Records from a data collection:
━━━━━━
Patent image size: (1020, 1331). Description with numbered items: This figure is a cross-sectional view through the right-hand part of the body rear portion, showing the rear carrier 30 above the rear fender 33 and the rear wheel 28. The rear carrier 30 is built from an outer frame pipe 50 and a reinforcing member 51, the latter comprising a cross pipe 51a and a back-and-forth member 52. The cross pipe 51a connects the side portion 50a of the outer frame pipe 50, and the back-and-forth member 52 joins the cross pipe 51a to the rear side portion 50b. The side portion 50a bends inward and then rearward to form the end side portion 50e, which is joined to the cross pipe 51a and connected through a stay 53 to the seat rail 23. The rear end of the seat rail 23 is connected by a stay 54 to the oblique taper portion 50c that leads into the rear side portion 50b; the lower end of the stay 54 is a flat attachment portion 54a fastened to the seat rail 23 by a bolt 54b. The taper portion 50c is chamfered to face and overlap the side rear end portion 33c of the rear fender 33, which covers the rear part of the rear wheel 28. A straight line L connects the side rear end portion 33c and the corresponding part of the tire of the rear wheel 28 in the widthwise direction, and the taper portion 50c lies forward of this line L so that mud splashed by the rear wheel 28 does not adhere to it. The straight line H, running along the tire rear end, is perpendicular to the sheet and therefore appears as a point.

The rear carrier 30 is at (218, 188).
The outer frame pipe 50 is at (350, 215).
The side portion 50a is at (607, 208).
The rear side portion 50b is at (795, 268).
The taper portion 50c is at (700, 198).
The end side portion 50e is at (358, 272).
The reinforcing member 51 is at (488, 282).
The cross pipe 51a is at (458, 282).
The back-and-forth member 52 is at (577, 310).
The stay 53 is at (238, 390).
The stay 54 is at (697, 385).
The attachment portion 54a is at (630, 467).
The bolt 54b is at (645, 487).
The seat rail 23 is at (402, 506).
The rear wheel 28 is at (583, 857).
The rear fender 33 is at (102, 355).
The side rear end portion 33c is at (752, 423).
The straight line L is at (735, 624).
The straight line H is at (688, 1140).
━━━━━━
:: Exercise brief ::
Write out the records above again, putting "sectional view" wherever "cross-sectional view" occurs and keeping every other part identical.

:: Solution to this task ::
Patent image size: (1020, 1331). Description with numbered items: This figure is a sectional view through the right-hand part of the body rear portion, showing the rear carrier 30 above the rear fender 33 and the rear wheel 28. The rear carrier 30 is built from an outer frame pipe 50 and a reinforcing member 51, the latter comprising a cross pipe 51a and a back-and-forth member 52. The cross pipe 51a connects the side portion 50a of the outer frame pipe 50, and the back-and-forth member 52 joins the cross pipe 51a to the rear side portion 50b. The side portion 50a bends inward and then rearward to form the end side portion 50e, which is joined to the cross pipe 51a and connected through a stay 53 to the seat rail 23. The rear end of the seat rail 23 is connected by a stay 54 to the oblique taper portion 50c that leads into the rear side portion 50b; the lower end of the stay 54 is a flat attachment portion 54a fastened to the seat rail 23 by a bolt 54b. The taper portion 50c is chamfered to face and overlap the side rear end portion 33c of the rear fender 33, which covers the rear part of the rear wheel 28. A straight line L connects the side rear end portion 33c and the corresponding part of the tire of the rear wheel 28 in the widthwise direction, and the taper portion 50c lies forward of this line L so that mud splashed by the rear wheel 28 does not adhere to it. The straight line H, running along the tire rear end, is perpendicular to the sheet and therefore appears as a point.

The rear carrier 30 is at (218, 188).
The outer frame pipe 50 is at (350, 215).
The side portion 50a is at (607, 208).
The rear side portion 50b is at (795, 268).
The taper portion 50c is at (700, 198).
The end side portion 50e is at (358, 272).
The reinforcing member 51 is at (488, 282).
The cross pipe 51a is at (458, 282).
The back-and-forth member 52 is at (577, 310).
The stay 53 is at (238, 390).
The stay 54 is at (697, 385).
The attachment portion 54a is at (630, 467).
The bolt 54b is at (645, 487).
The seat rail 23 is at (402, 506).
The rear wheel 28 is at (583, 857).
The rear fender 33 is at (102, 355).
The side rear end portion 33c is at (752, 423).
The straight line L is at (735, 624).
The straight line H is at (688, 1140).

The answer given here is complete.